+++ ITEMS +++

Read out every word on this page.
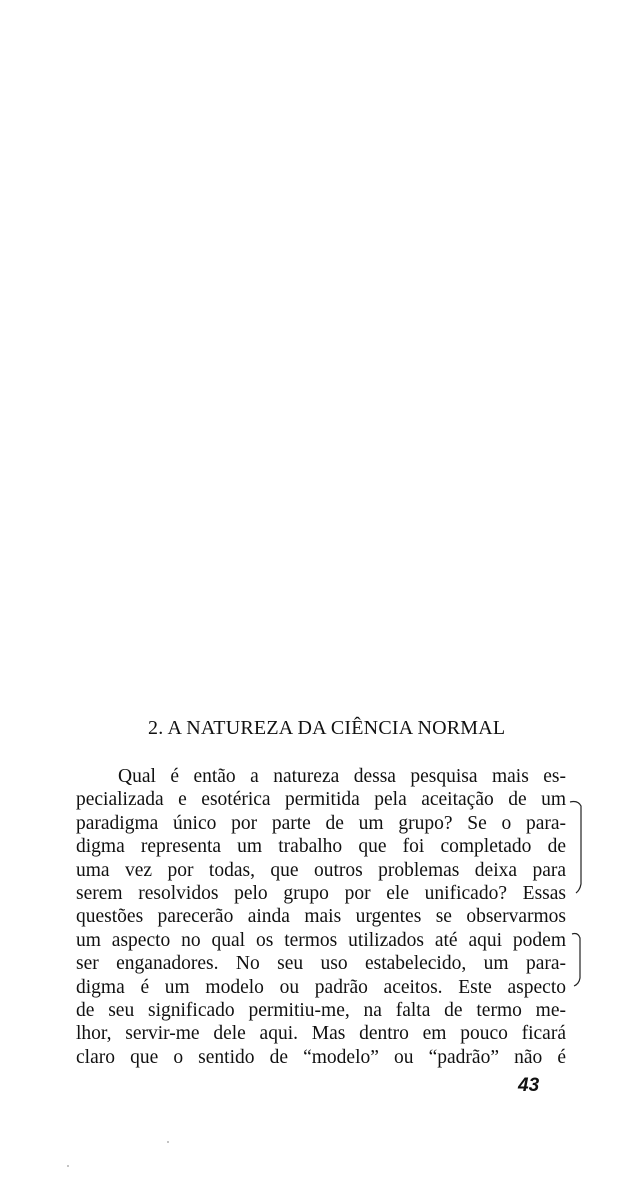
2. A NATUREZA DA CIÊNCIA NORMAL
Qual é então a natureza dessa pesquisa mais es-
pecializada e esotérica permitida pela aceitação de um
paradigma único por parte de um grupo? Se o para-
digma representa um trabalho que foi completado de
uma vez por todas, que outros problemas deixa para
serem resolvidos pelo grupo por ele unificado? Essas
questões parecerão ainda mais urgentes se observarmos
um aspecto no qual os termos utilizados até aqui podem
ser enganadores. No seu uso estabelecido, um para-
digma é um modelo ou padrão aceitos. Este aspecto
de seu significado permitiu-me, na falta de termo me-
lhor, servir-me dele aqui. Mas dentro em pouco ficará
claro que o sentido de “modelo” ou “padrão” não é
43
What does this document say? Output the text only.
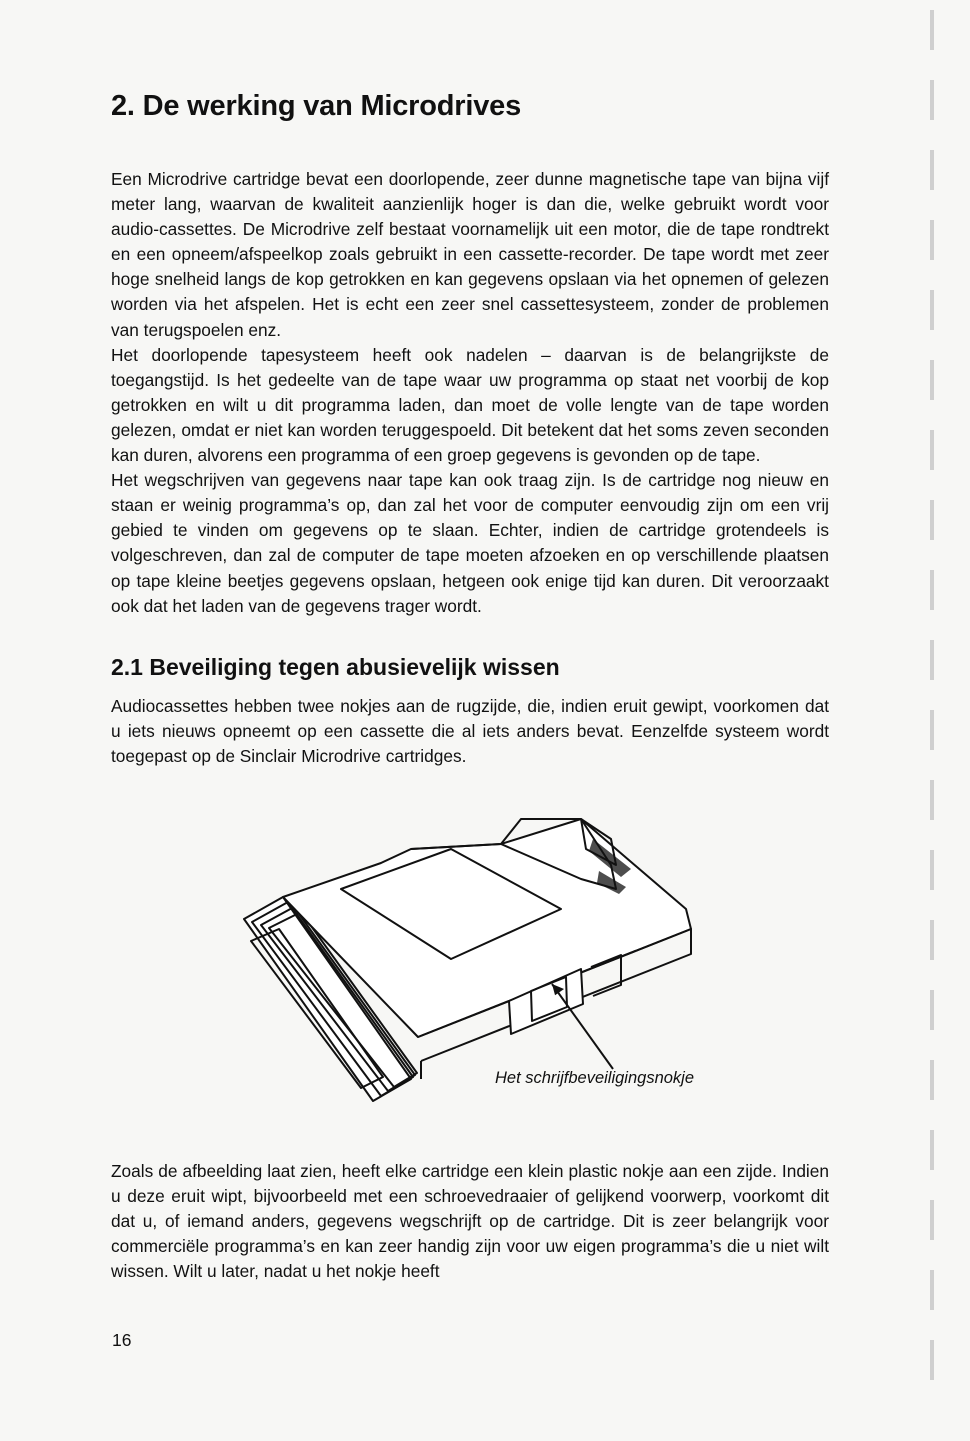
2. De werking van Microdrives

Een Microdrive cartridge bevat een doorlopende, zeer dunne magnetische tape van bijna vijf meter lang, waarvan de kwaliteit aanzienlijk hoger is dan die, welke gebruikt wordt voor audio-cassettes. De Microdrive zelf bestaat voornamelijk uit een motor, die de tape rondtrekt en een opneem/afspeelkop zoals gebruikt in een cassette-recorder. De tape wordt met zeer hoge snelheid langs de kop getrokken en kan gegevens opslaan via het opnemen of gelezen worden via het afspelen. Het is echt een zeer snel cassettesysteem, zonder de problemen van terugspoelen enz.

Het doorlopende tapesysteem heeft ook nadelen – daarvan is de belangrijkste de toegangstijd. Is het gedeelte van de tape waar uw programma op staat net voorbij de kop getrokken en wilt u dit programma laden, dan moet de volle lengte van de tape worden gelezen, omdat er niet kan worden teruggespoeld. Dit betekent dat het soms zeven seconden kan duren, alvorens een programma of een groep gegevens is gevonden op de tape.

Het wegschrijven van gegevens naar tape kan ook traag zijn. Is de cartridge nog nieuw en staan er weinig programma’s op, dan zal het voor de computer eenvoudig zijn om een vrij gebied te vinden om gegevens op te slaan. Echter, indien de cartridge grotendeels is volgeschreven, dan zal de computer de tape moeten afzoeken en op verschillende plaatsen op tape kleine beetjes gegevens opslaan, hetgeen ook enige tijd kan duren. Dit veroorzaakt ook dat het laden van de gegevens trager wordt.

2.1 Beveiliging tegen abusievelijk wissen

Audiocassettes hebben twee nokjes aan de rugzijde, die, indien eruit gewipt, voorkomen dat u iets nieuws opneemt op een cassette die al iets anders bevat. Eenzelfde systeem wordt toegepast op de Sinclair Microdrive cartridges.

Het schrijfbeveiligingsnokje

Zoals de afbeelding laat zien, heeft elke cartridge een klein plastic nokje aan een zijde. Indien u deze eruit wipt, bijvoorbeeld met een schroevedraaier of gelijkend voorwerp, voorkomt dit dat u, of iemand anders, gegevens wegschrijft op de cartridge. Dit is zeer belangrijk voor commerciële programma’s en kan zeer handig zijn voor uw eigen programma’s die u niet wilt wissen. Wilt u later, nadat u het nokje heeft

16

+++

GIVEN TASK> Leave the pictures out and output the rest of the listing exactly.

ANSWER BELOW>
Read out every word on this page.
2. A NATUREZA DA CIÊNCIA NORMAL
Qual é então a natureza dessa pesquisa mais es-
pecializada e esotérica permitida pela aceitação de um
paradigma único por parte de um grupo? Se o para-
digma representa um trabalho que foi completado de
uma vez por todas, que outros problemas deixa para
serem resolvidos pelo grupo por ele unificado? Essas
questões parecerão ainda mais urgentes se observarmos
um aspecto no qual os termos utilizados até aqui podem
ser enganadores. No seu uso estabelecido, um para-
digma é um modelo ou padrão aceitos. Este aspecto
de seu significado permitiu-me, na falta de termo me-
lhor, servir-me dele aqui. Mas dentro em pouco ficará
claro que o sentido de “modelo” ou “padrão” não é
43
What does this document say? Output the text only.
2. De werking van Microdrives

Een Microdrive cartridge bevat een doorlopende, zeer dunne magnetische tape van bijna vijf meter lang, waarvan de kwaliteit aanzienlijk hoger is dan die, welke gebruikt wordt voor audio-cassettes. De Microdrive zelf bestaat voornamelijk uit een motor, die de tape rondtrekt en een opneem/afspeelkop zoals gebruikt in een cassette-recorder. De tape wordt met zeer hoge snelheid langs de kop getrokken en kan gegevens opslaan via het opnemen of gelezen worden via het afspelen. Het is echt een zeer snel cassettesysteem, zonder de problemen van terugspoelen enz.

Het doorlopende tapesysteem heeft ook nadelen – daarvan is de belangrijkste de toegangstijd. Is het gedeelte van de tape waar uw programma op staat net voorbij de kop getrokken en wilt u dit programma laden, dan moet de volle lengte van de tape worden gelezen, omdat er niet kan worden teruggespoeld. Dit betekent dat het soms zeven seconden kan duren, alvorens een programma of een groep gegevens is gevonden op de tape.

Het wegschrijven van gegevens naar tape kan ook traag zijn. Is de cartridge nog nieuw en staan er weinig programma’s op, dan zal het voor de computer eenvoudig zijn om een vrij gebied te vinden om gegevens op te slaan. Echter, indien de cartridge grotendeels is volgeschreven, dan zal de computer de tape moeten afzoeken en op verschillende plaatsen op tape kleine beetjes gegevens opslaan, hetgeen ook enige tijd kan duren. Dit veroorzaakt ook dat het laden van de gegevens trager wordt.

2.1 Beveiliging tegen abusievelijk wissen

Audiocassettes hebben twee nokjes aan de rugzijde, die, indien eruit gewipt, voorkomen dat u iets nieuws opneemt op een cassette die al iets anders bevat. Eenzelfde systeem wordt toegepast op de Sinclair Microdrive cartridges.

Het schrijfbeveiligingsnokje

Zoals de afbeelding laat zien, heeft elke cartridge een klein plastic nokje aan een zijde. Indien u deze eruit wipt, bijvoorbeeld met een schroevedraaier of gelijkend voorwerp, voorkomt dit dat u, of iemand anders, gegevens wegschrijft op de cartridge. Dit is zeer belangrijk voor commerciële programma’s en kan zeer handig zijn voor uw eigen programma’s die u niet wilt wissen. Wilt u later, nadat u het nokje heeft

16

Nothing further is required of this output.